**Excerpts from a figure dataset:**
+ + + + + + +
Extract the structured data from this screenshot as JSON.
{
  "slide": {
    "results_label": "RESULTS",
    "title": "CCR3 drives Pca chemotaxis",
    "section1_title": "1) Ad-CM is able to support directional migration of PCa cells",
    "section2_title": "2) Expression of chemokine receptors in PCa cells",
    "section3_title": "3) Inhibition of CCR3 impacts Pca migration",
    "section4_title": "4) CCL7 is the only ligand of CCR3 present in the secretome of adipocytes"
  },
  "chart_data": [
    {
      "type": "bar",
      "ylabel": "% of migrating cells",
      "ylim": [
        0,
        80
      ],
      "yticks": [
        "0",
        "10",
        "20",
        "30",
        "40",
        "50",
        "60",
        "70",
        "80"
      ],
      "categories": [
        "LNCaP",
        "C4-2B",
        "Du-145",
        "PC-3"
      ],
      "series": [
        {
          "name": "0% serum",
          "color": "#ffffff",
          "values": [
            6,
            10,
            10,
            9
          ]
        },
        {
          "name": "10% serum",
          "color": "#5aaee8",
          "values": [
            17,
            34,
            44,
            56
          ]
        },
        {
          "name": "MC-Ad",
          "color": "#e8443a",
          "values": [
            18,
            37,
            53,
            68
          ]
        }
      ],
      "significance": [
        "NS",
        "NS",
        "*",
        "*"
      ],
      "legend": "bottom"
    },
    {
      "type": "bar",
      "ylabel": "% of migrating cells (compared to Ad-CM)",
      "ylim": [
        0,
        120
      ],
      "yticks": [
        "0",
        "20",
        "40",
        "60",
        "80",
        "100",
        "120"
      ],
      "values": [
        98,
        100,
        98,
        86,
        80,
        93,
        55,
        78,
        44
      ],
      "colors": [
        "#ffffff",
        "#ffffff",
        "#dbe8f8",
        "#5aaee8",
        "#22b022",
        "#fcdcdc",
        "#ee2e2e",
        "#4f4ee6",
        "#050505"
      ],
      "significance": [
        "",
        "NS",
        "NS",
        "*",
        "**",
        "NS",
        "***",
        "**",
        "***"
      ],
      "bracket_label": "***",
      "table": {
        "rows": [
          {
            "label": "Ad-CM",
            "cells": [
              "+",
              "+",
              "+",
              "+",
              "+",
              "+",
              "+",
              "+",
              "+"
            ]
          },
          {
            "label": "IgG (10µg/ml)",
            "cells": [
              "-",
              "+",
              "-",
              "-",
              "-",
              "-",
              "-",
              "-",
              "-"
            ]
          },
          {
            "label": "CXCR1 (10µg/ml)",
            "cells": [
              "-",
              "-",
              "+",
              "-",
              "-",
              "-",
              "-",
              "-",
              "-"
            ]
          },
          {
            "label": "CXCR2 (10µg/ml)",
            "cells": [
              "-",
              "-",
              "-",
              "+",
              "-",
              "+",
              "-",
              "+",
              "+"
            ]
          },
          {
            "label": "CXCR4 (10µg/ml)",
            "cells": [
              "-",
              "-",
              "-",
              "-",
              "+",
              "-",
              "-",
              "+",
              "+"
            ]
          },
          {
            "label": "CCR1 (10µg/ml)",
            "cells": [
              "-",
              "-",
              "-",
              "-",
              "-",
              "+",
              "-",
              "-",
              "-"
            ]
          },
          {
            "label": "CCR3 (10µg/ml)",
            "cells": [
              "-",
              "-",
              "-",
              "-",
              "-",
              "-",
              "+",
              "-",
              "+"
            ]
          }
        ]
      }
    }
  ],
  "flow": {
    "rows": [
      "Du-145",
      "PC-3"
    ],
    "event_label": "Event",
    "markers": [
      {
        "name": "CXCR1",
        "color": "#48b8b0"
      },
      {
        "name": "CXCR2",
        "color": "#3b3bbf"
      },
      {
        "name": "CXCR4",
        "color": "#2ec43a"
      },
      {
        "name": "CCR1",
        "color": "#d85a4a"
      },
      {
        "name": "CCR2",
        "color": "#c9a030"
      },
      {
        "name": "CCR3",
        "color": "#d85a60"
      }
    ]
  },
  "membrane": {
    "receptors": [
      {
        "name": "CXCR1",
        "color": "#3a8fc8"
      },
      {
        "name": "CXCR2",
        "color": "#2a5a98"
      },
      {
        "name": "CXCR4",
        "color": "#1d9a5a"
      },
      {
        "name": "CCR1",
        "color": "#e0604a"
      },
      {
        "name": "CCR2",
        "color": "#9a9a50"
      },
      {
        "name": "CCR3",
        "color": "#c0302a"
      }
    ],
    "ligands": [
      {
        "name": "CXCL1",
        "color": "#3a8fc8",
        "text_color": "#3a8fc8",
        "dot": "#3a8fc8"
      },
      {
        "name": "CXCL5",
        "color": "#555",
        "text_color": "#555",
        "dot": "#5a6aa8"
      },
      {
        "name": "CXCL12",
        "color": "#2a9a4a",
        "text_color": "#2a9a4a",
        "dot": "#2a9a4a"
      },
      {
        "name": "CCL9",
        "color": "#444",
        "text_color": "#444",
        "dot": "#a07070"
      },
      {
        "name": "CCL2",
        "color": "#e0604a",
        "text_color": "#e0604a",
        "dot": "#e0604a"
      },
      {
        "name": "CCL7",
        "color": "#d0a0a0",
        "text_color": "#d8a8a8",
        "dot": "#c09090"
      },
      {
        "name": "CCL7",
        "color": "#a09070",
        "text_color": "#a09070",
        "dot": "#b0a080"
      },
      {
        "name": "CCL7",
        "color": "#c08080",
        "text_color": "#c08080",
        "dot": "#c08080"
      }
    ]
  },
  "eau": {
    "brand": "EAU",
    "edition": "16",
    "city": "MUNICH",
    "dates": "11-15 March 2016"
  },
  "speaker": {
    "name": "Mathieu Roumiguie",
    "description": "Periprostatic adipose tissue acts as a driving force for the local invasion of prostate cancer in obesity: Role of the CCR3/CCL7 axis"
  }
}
+ + + + + + +
**Goal of the exercise:** Take the entries and print them exactly. Keep every line.

**Output of the task:**
Extract the structured data from this screenshot as JSON.
{
  "slide": {
    "results_label": "RESULTS",
    "title": "CCR3 drives Pca chemotaxis",
    "section1_title": "1) Ad-CM is able to support directional migration of PCa cells",
    "section2_title": "2) Expression of chemokine receptors in PCa cells",
    "section3_title": "3) Inhibition of CCR3 impacts Pca migration",
    "section4_title": "4) CCL7 is the only ligand of CCR3 present in the secretome of adipocytes"
  },
  "chart_data": [
    {
      "type": "bar",
      "ylabel": "% of migrating cells",
      "ylim": [
        0,
        80
      ],
      "yticks": [
        "0",
        "10",
        "20",
        "30",
        "40",
        "50",
        "60",
        "70",
        "80"
      ],
      "categories": [
        "LNCaP",
        "C4-2B",
        "Du-145",
        "PC-3"
      ],
      "series": [
        {
          "name": "0% serum",
          "color": "#ffffff",
          "values": [
            6,
            10,
            10,
            9
          ]
        },
        {
          "name": "10% serum",
          "color": "#5aaee8",
          "values": [
            17,
            34,
            44,
            56
          ]
        },
        {
          "name": "MC-Ad",
          "color": "#e8443a",
          "values": [
            18,
            37,
            53,
            68
          ]
        }
      ],
      "significance": [
        "NS",
        "NS",
        "*",
        "*"
      ],
      "legend": "bottom"
    },
    {
      "type": "bar",
      "ylabel": "% of migrating cells (compared to Ad-CM)",
      "ylim": [
        0,
        120
      ],
      "yticks": [
        "0",
        "20",
        "40",
        "60",
        "80",
        "100",
        "120"
      ],
      "values": [
        98,
        100,
        98,
        86,
        80,
        93,
        55,
        78,
        44
      ],
      "colors": [
        "#ffffff",
        "#ffffff",
        "#dbe8f8",
        "#5aaee8",
        "#22b022",
        "#fcdcdc",
        "#ee2e2e",
        "#4f4ee6",
        "#050505"
      ],
      "significance": [
        "",
        "NS",
        "NS",
        "*",
        "**",
        "NS",
        "***",
        "**",
        "***"
      ],
      "bracket_label": "***",
      "table": {
        "rows": [
          {
            "label": "Ad-CM",
            "cells": [
              "+",
              "+",
              "+",
              "+",
              "+",
              "+",
              "+",
              "+",
              "+"
            ]
          },
          {
            "label": "IgG (10µg/ml)",
            "cells": [
              "-",
              "+",
              "-",
              "-",
              "-",
              "-",
              "-",
              "-",
              "-"
            ]
          },
          {
            "label": "CXCR1 (10µg/ml)",
            "cells": [
              "-",
              "-",
              "+",
              "-",
              "-",
              "-",
              "-",
              "-",
              "-"
            ]
          },
          {
            "label": "CXCR2 (10µg/ml)",
            "cells": [
              "-",
              "-",
              "-",
              "+",
              "-",
              "+",
              "-",
              "+",
              "+"
            ]
          },
          {
            "label": "CXCR4 (10µg/ml)",
            "cells": [
              "-",
              "-",
              "-",
              "-",
              "+",
              "-",
              "-",
              "+",
              "+"
            ]
          },
          {
            "label": "CCR1 (10µg/ml)",
            "cells": [
              "-",
              "-",
              "-",
              "-",
              "-",
              "+",
              "-",
              "-",
              "-"
            ]
          },
          {
            "label": "CCR3 (10µg/ml)",
            "cells": [
              "-",
              "-",
              "-",
              "-",
              "-",
              "-",
              "+",
              "-",
              "+"
            ]
          }
        ]
      }
    }
  ],
  "flow": {
    "rows": [
      "Du-145",
      "PC-3"
    ],
    "event_label": "Event",
    "markers": [
      {
        "name": "CXCR1",
        "color": "#48b8b0"
      },
      {
        "name": "CXCR2",
        "color": "#3b3bbf"
      },
      {
        "name": "CXCR4",
        "color": "#2ec43a"
      },
      {
        "name": "CCR1",
        "color": "#d85a4a"
      },
      {
        "name": "CCR2",
        "color": "#c9a030"
      },
      {
        "name": "CCR3",
        "color": "#d85a60"
      }
    ]
  },
  "membrane": {
    "receptors": [
      {
        "name": "CXCR1",
        "color": "#3a8fc8"
      },
      {
        "name": "CXCR2",
        "color": "#2a5a98"
      },
      {
        "name": "CXCR4",
        "color": "#1d9a5a"
      },
      {
        "name": "CCR1",
        "color": "#e0604a"
      },
      {
        "name": "CCR2",
        "color": "#9a9a50"
      },
      {
        "name": "CCR3",
        "color": "#c0302a"
      }
    ],
    "ligands": [
      {
        "name": "CXCL1",
        "color": "#3a8fc8",
        "text_color": "#3a8fc8",
        "dot": "#3a8fc8"
      },
      {
        "name": "CXCL5",
        "color": "#555",
        "text_color": "#555",
        "dot": "#5a6aa8"
      },
      {
        "name": "CXCL12",
        "color": "#2a9a4a",
        "text_color": "#2a9a4a",
        "dot": "#2a9a4a"
      },
      {
        "name": "CCL9",
        "color": "#444",
        "text_color": "#444",
        "dot": "#a07070"
      },
      {
        "name": "CCL2",
        "color": "#e0604a",
        "text_color": "#e0604a",
        "dot": "#e0604a"
      },
      {
        "name": "CCL7",
        "color": "#d0a0a0",
        "text_color": "#d8a8a8",
        "dot": "#c09090"
      },
      {
        "name": "CCL7",
        "color": "#a09070",
        "text_color": "#a09070",
        "dot": "#b0a080"
      },
      {
        "name": "CCL7",
        "color": "#c08080",
        "text_color": "#c08080",
        "dot": "#c08080"
      }
    ]
  },
  "eau": {
    "brand": "EAU",
    "edition": "16",
    "city": "MUNICH",
    "dates": "11-15 March 2016"
  },
  "speaker": {
    "name": "Mathieu Roumiguie",
    "description": "Periprostatic adipose tissue acts as a driving force for the local invasion of prostate cancer in obesity: Role of the CCR3/CCL7 axis"
  }
}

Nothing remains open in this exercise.